**Figure contents as structured data:**
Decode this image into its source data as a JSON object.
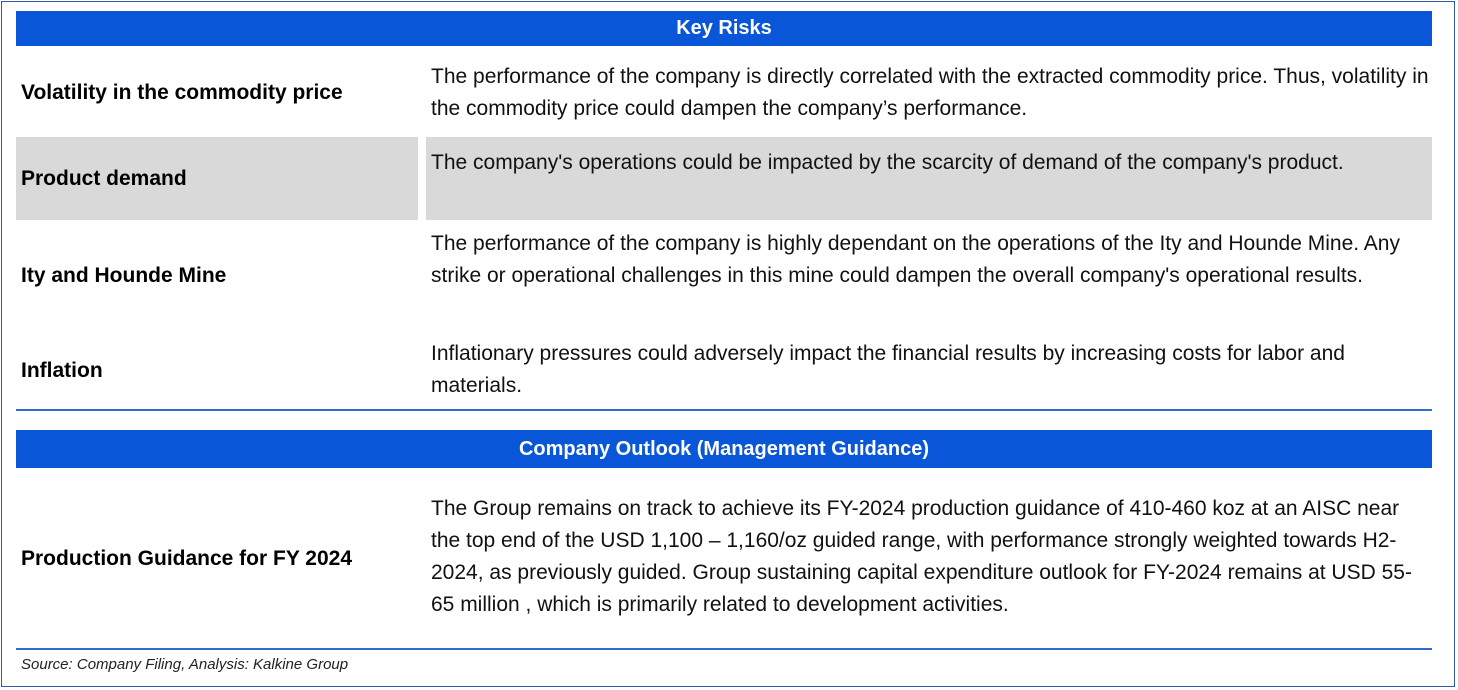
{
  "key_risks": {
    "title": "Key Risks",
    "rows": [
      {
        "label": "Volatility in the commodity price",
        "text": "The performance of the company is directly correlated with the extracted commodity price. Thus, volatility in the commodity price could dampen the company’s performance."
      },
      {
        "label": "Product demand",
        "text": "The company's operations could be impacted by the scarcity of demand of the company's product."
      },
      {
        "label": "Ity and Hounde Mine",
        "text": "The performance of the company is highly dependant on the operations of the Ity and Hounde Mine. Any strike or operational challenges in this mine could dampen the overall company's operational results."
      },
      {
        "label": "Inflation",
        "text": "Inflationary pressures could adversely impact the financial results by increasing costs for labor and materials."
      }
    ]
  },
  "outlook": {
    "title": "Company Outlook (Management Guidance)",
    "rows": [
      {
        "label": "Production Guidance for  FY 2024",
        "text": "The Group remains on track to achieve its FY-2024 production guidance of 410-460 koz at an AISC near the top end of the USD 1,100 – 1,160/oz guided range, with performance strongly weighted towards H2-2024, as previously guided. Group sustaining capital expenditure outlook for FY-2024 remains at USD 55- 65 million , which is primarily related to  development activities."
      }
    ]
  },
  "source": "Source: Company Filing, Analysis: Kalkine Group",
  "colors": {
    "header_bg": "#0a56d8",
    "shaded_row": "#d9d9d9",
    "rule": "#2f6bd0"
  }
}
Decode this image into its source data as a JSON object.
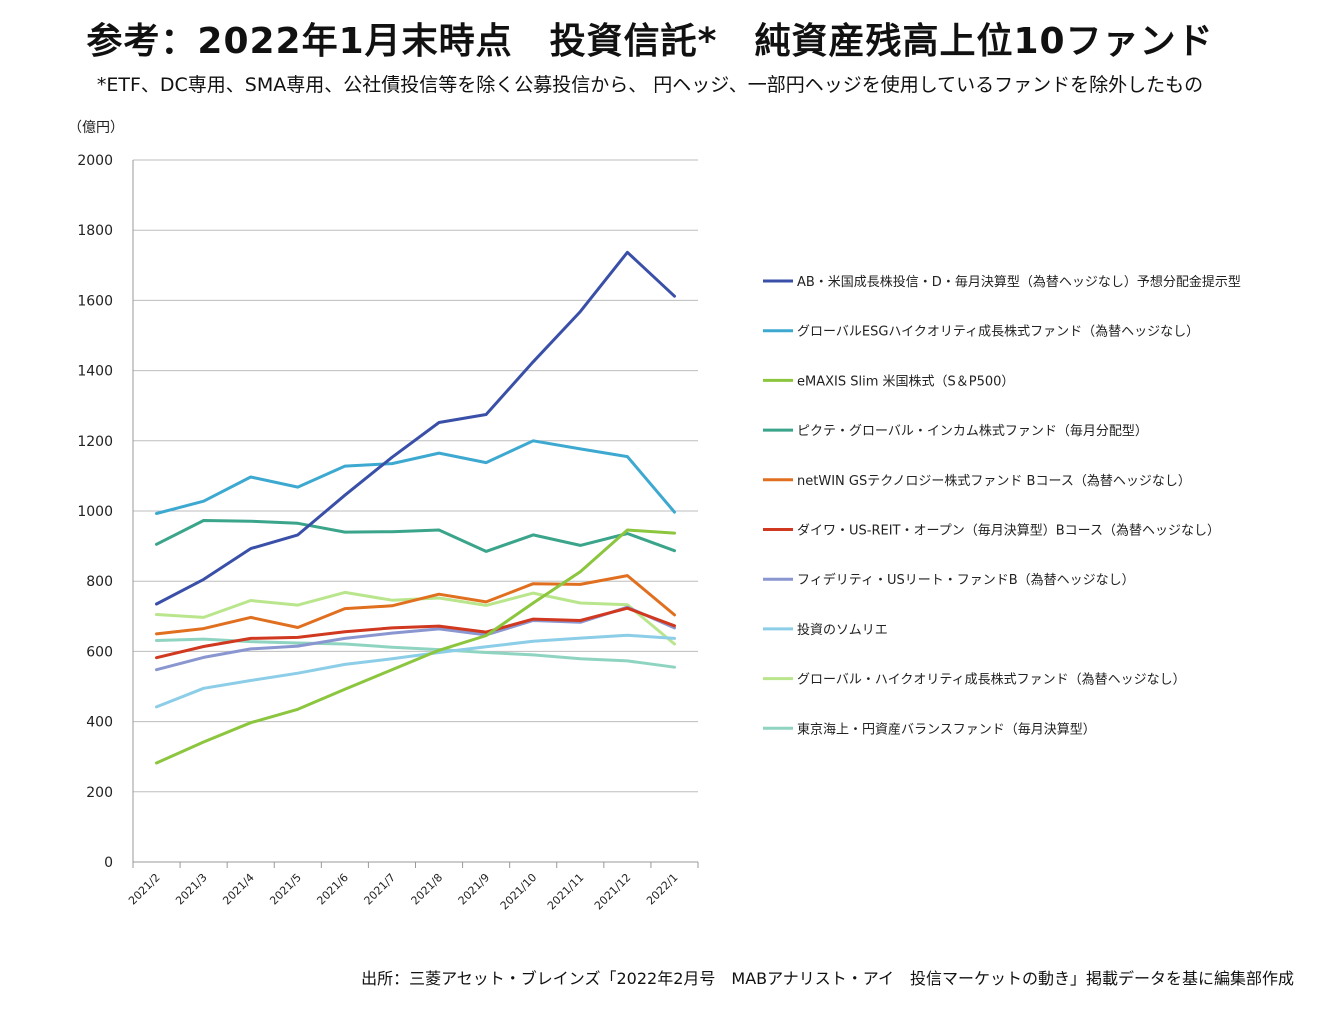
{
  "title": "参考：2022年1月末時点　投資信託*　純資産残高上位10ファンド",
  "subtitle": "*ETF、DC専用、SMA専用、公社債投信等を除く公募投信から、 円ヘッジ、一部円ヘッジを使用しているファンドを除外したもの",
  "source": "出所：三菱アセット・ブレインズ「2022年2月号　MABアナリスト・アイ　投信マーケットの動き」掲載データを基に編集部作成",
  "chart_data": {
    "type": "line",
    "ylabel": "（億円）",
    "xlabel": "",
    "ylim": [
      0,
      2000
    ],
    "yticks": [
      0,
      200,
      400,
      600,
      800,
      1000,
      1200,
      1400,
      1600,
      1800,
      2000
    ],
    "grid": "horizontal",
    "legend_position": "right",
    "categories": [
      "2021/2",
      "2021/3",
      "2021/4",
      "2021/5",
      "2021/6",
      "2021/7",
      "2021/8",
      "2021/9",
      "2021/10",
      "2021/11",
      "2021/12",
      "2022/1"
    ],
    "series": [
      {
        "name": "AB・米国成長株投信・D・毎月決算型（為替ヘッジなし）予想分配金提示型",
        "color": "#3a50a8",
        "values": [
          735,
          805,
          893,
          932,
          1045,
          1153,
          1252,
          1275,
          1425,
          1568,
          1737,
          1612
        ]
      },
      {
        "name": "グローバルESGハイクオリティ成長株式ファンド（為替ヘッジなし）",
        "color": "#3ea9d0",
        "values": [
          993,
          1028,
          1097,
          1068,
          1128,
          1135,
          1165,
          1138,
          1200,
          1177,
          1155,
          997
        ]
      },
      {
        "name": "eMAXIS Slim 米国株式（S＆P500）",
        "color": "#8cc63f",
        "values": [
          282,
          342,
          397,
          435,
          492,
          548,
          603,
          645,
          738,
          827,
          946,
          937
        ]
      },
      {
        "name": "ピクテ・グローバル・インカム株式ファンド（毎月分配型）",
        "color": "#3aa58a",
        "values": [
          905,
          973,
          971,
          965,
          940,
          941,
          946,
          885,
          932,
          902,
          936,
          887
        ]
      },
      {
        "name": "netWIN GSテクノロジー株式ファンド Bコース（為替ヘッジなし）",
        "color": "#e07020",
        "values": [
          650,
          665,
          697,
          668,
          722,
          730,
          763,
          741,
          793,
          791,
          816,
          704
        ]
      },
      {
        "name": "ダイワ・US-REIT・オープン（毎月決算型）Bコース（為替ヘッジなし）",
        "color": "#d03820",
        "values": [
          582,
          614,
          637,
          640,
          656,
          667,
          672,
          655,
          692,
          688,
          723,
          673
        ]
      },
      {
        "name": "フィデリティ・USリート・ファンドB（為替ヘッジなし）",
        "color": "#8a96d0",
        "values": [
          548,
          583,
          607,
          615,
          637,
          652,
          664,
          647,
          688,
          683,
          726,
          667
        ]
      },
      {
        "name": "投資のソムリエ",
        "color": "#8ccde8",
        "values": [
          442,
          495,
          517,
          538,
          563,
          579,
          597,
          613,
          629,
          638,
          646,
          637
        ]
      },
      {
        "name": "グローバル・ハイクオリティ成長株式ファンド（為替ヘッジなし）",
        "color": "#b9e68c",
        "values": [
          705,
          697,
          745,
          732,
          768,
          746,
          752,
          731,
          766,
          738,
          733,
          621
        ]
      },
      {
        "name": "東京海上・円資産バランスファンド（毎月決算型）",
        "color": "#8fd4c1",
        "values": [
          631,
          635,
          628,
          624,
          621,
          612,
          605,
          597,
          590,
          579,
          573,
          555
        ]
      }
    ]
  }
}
==
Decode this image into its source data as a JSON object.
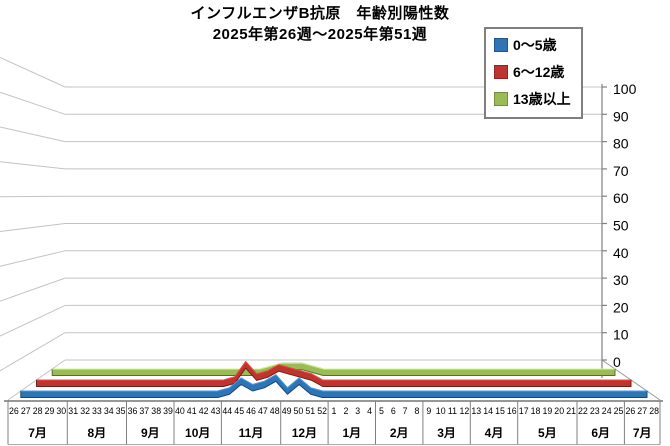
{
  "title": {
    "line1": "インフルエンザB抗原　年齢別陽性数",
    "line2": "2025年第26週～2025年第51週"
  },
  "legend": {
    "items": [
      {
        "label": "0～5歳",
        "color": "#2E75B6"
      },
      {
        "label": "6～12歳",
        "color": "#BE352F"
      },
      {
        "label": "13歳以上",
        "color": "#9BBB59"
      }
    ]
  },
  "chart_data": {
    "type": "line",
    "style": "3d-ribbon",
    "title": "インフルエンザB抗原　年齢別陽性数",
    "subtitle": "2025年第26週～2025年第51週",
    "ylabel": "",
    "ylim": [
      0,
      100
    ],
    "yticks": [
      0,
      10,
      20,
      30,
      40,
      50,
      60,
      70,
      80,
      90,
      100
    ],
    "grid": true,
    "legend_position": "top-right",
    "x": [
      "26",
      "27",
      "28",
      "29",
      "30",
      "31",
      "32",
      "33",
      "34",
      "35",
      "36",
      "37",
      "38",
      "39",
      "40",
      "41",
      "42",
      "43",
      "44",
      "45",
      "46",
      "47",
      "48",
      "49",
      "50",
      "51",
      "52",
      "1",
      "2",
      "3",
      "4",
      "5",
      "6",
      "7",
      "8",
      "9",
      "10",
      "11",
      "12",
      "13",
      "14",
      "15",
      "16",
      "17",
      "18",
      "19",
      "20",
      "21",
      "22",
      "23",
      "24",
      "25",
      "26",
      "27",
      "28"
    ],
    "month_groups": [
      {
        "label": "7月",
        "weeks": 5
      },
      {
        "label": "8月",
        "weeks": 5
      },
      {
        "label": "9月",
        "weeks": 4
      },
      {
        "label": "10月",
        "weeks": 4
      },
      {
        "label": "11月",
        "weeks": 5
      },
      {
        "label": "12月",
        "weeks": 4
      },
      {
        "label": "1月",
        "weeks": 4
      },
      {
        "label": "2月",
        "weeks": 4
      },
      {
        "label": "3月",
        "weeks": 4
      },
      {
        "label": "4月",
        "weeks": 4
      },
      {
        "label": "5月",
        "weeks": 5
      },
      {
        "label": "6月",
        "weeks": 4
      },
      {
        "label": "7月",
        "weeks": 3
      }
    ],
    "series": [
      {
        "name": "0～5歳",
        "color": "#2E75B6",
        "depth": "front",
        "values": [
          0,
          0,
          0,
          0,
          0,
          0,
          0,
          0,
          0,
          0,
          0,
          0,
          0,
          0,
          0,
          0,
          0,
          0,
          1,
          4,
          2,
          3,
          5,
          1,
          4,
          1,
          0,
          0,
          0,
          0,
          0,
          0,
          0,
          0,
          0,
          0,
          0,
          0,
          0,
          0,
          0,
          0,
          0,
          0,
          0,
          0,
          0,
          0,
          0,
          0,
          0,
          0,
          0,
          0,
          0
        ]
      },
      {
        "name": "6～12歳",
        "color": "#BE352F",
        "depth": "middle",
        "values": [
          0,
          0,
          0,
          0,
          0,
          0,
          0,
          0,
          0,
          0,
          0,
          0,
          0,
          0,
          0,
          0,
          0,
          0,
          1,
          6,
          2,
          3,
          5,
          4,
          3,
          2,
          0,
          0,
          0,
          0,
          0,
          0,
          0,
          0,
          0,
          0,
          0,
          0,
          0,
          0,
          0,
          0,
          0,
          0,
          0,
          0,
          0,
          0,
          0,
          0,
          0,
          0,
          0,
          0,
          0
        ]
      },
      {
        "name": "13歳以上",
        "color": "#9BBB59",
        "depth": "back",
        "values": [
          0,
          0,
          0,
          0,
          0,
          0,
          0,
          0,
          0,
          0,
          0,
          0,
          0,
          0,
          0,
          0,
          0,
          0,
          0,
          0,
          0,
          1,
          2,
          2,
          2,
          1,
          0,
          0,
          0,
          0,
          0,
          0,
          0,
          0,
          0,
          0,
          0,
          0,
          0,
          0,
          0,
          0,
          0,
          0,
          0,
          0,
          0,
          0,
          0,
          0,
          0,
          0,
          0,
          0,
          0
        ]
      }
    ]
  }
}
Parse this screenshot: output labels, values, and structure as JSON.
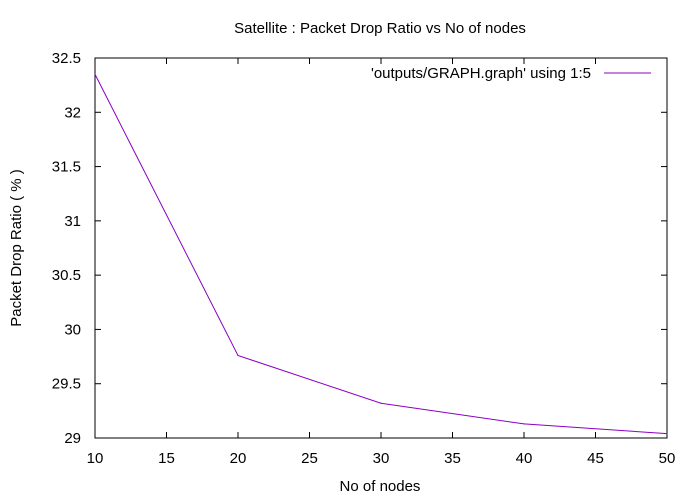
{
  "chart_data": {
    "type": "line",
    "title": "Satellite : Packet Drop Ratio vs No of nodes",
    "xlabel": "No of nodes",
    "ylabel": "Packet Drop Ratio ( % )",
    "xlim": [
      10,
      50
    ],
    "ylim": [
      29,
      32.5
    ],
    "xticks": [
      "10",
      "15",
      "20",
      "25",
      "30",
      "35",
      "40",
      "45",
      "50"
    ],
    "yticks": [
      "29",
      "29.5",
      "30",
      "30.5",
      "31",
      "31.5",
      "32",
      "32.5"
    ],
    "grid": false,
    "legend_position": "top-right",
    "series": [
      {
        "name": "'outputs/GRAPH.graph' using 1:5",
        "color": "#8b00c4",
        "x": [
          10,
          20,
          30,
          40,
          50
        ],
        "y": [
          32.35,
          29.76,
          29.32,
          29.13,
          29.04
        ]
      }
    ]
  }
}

**WORK TO COMPLETE:**
Report the number of lines that contain "Hounde", with no other words.

**ANSWER TO THIS PROBLEM:**
2